• **Task list**
(a) In the article on the MFA board tour, which county is the Mexico MFA Agri Services Center in?
(b) Reproduce word for word the part of the article on the MFA board tour from "Board trip highlights" to "fields of agriculture.".

======== Provided passage

Board trip highlights scope of MFA's operations
Effective corporate oversight is important in today's business environment. To effectively function in this environment, MFA benefits from an engaged and informed 14-member board of directors, each of whom has proven his worth in various fields of agriculture.
At MFA we rely heavily on our board of directors-not in day-to-day operations but in corporate oversight and guidance on matters crucial to MFA's future success. That said, it must be noted that corporate board members benefit from seeing the scope of MFA's operations.
Our enterprises span several states. To effectively serve all of those enterprises, MFA must offer a wide variety of services and perform better than the competition in a variety of geographic areas.
To help our directors understand the complexity of MFA's operations, MFA's senior management joins the board members on a tour each year to a different sector of our territory.
In July, our board tour involved the eastern portion of MFA's trade territory. The group first visited the Mexico, Mo., MFA Agri Services Center, which is located 20-some miles above I-70 and approximately 90 miles west of St. Louis.
The Mexico MFA Agri Services Center is in Audrain County. The majority of the crops in its territory are corn, beans and some wheat. Audrain County has about 43,800 head of cattle.
Located on the same property is one of MFA's feed mills. It's a state-of-the-art operation that provides farmers and ranchers with beef, swine, dairy and mineral products. The mill is also one of our most automated. Technology enhances competitiveness. Situated on Highway 54 and a rail line, the mill is served by both rail and truck.

================
======== Supplied data

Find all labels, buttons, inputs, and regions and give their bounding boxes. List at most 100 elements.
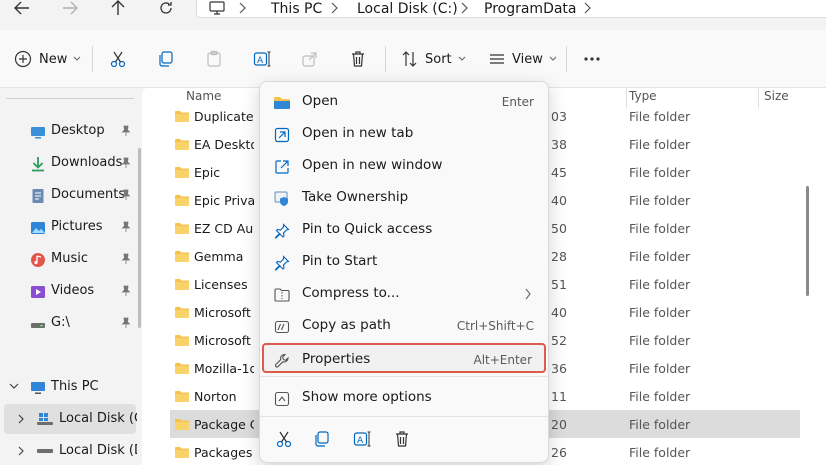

================

• **Worked answers**
(a) Audrain County

(b)
Board trip highlights scope of MFA's operations
Effective corporate oversight is important in today's business environment. To effectively function in this environment, MFA benefits from an engaged and informed 14-member board of directors, each of whom has proven his worth in various fields of agriculture.